━━━━━ Dataset excerpts
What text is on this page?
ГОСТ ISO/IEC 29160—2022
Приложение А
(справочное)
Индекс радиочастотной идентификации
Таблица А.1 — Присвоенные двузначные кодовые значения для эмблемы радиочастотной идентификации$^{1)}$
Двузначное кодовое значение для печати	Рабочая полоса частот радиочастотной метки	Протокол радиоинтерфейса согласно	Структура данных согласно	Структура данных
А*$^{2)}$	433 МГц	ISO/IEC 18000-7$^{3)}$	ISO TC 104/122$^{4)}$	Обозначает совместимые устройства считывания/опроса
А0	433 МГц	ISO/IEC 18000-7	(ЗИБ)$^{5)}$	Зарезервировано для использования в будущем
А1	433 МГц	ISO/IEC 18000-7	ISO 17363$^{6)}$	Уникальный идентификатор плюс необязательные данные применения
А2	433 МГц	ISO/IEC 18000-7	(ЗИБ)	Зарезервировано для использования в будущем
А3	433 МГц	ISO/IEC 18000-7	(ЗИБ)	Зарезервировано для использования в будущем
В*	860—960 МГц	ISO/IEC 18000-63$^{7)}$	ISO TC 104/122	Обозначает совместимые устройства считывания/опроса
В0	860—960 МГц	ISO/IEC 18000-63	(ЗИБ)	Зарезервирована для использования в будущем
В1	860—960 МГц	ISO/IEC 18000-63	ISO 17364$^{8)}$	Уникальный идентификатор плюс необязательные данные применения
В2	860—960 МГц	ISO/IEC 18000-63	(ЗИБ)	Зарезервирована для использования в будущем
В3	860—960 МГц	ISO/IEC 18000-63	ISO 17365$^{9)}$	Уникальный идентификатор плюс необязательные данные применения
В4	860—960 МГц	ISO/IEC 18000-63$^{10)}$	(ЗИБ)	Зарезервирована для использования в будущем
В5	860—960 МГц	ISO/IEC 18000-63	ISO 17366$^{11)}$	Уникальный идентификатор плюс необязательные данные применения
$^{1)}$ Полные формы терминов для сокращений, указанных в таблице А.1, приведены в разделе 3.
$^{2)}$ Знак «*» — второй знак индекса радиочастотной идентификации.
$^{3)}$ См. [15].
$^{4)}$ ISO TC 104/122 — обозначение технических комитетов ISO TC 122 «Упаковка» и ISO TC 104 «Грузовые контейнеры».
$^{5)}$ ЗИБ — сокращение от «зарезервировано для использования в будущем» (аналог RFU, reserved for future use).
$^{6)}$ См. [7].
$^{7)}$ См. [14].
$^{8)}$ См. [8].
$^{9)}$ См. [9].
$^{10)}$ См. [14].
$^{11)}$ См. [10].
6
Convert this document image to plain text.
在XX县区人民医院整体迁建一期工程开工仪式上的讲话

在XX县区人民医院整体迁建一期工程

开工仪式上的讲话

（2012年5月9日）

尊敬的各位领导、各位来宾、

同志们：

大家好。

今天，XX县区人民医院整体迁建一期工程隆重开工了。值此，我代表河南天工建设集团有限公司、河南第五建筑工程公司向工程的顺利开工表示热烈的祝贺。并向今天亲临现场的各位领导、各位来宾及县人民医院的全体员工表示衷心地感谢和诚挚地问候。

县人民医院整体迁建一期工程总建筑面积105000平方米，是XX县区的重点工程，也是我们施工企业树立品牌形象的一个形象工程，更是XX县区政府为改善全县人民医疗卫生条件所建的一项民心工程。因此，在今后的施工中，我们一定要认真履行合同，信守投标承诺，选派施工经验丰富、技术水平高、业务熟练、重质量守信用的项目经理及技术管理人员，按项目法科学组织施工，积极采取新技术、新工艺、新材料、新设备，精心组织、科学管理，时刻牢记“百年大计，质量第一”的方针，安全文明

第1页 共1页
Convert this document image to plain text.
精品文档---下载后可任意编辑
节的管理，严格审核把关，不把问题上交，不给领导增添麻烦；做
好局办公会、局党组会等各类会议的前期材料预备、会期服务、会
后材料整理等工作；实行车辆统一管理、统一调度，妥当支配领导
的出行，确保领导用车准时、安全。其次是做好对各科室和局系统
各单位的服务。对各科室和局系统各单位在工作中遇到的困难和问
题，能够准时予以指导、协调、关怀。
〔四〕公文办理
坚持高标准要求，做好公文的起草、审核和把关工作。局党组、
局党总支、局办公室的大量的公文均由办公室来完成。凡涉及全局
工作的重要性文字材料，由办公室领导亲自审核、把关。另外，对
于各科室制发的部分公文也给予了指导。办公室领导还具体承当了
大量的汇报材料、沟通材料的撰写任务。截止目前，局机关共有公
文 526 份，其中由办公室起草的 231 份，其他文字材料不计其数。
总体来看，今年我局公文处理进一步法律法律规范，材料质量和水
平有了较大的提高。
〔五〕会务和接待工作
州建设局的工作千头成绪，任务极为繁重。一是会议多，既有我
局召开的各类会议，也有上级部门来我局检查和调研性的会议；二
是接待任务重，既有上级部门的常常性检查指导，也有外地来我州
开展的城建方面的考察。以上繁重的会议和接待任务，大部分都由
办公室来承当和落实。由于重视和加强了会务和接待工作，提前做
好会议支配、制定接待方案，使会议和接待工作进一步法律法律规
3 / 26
━━━━━━━━━━
◆ Exercise aim:
Which lines hold the word "считывания"? Show each one.

◆ Exercise answer:
А*$^{2)}$	433 МГц	ISO/IEC 18000-7$^{3)}$	ISO TC 104/122$^{4)}$	Обозначает совместимые устройства считывания/опроса
В*	860—960 МГц	ISO/IEC 18000-63$^{7)}$	ISO TC 104/122	Обозначает совместимые устройства считывания/опроса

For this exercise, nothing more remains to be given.